SOURCE DATA:
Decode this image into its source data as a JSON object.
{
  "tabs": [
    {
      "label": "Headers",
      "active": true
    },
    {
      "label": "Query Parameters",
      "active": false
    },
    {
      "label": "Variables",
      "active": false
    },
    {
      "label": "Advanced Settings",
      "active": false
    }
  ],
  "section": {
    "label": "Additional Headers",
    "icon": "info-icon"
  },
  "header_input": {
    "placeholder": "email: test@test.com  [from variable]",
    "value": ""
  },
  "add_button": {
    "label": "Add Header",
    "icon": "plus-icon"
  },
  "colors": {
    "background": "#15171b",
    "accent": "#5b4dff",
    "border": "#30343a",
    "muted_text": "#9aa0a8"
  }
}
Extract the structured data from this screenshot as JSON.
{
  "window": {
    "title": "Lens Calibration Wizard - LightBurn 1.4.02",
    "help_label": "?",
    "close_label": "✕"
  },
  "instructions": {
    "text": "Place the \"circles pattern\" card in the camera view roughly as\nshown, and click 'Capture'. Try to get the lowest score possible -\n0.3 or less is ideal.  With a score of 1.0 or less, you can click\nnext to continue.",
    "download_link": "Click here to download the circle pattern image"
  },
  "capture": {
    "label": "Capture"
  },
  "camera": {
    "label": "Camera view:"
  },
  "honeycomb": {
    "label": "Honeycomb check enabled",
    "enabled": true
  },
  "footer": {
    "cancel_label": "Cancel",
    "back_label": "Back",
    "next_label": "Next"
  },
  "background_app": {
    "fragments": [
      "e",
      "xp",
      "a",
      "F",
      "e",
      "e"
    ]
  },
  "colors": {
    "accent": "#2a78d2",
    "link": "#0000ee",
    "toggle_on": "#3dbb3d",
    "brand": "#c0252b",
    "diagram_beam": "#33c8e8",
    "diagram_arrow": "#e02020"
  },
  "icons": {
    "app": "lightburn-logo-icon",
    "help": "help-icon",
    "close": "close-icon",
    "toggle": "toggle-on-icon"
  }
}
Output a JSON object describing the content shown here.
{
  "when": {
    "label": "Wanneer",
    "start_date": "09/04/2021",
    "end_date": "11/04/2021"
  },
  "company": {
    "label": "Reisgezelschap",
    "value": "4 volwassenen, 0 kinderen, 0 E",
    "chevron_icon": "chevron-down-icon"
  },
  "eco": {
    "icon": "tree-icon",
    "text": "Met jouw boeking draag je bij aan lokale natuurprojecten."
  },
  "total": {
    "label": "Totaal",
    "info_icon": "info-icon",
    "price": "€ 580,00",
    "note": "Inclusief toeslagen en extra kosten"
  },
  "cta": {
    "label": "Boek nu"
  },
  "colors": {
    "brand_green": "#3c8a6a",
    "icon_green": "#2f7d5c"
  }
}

GIVEN INSTRUCTION:
How many lines in these entries contain the string "here"? State the number and nothing more.

ANSWER:
2